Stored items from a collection
** start **

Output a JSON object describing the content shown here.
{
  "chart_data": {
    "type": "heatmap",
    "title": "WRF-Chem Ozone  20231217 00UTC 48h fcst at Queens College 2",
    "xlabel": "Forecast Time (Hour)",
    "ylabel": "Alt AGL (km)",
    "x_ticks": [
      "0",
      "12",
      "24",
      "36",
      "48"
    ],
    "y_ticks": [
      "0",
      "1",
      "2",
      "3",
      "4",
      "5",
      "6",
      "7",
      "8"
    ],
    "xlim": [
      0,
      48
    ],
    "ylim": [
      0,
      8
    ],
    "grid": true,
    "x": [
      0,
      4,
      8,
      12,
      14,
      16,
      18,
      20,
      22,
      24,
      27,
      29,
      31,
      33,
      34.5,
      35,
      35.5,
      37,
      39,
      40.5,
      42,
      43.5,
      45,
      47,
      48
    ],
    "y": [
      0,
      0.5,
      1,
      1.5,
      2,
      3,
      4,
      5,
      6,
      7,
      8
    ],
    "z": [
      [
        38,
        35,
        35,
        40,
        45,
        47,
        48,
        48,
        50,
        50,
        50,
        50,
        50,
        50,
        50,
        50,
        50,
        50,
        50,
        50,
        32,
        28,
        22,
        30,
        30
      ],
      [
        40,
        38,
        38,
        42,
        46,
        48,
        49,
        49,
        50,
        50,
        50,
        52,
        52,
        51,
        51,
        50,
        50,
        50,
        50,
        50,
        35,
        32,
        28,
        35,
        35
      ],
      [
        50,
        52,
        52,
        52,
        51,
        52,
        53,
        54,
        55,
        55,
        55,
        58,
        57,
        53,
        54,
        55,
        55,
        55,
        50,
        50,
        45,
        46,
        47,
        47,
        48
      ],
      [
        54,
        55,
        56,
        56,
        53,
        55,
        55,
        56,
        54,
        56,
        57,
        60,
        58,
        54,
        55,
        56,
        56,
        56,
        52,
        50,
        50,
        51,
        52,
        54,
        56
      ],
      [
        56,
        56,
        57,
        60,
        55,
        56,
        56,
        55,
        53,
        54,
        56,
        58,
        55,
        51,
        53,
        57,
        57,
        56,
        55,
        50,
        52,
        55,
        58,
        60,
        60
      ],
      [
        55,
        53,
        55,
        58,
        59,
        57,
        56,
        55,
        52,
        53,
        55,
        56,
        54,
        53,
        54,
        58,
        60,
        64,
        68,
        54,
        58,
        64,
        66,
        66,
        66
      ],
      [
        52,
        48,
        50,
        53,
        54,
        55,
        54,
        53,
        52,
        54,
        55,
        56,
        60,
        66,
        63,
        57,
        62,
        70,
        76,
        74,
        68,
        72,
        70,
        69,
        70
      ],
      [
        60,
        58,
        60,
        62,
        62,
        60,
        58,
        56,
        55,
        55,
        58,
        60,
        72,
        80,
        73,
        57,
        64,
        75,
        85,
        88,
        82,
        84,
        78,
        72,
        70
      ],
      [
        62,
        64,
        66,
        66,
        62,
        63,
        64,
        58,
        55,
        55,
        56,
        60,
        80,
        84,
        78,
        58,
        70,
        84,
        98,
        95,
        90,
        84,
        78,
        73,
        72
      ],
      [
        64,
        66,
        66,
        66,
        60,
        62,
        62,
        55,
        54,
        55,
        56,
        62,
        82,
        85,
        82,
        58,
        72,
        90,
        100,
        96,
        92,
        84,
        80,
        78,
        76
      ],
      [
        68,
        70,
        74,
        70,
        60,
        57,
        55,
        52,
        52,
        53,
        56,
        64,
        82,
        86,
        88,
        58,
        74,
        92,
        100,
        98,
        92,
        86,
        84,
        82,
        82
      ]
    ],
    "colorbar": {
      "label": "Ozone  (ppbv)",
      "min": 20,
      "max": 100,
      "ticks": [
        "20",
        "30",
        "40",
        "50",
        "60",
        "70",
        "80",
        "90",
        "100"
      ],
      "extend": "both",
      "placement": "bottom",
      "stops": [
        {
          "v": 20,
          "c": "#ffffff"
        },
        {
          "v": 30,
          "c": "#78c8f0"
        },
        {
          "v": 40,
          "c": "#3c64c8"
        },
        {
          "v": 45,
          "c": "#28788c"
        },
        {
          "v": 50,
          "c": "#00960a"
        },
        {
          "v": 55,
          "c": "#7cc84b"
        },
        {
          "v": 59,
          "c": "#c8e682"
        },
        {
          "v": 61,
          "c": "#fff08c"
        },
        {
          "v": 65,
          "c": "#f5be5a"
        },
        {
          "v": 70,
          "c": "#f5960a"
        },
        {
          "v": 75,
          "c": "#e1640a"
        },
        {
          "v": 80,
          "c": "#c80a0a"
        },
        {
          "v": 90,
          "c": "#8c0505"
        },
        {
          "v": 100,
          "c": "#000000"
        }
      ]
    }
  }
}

** end **

* **WRITTEN REQUEST**: Copy out each line of the listing that holds "Ozone".

* **CORRECT ANSWER**:
    "title": "WRF-Chem Ozone  20231217 00UTC 48h fcst at Queens College 2",
      "label": "Ozone  (ppbv)",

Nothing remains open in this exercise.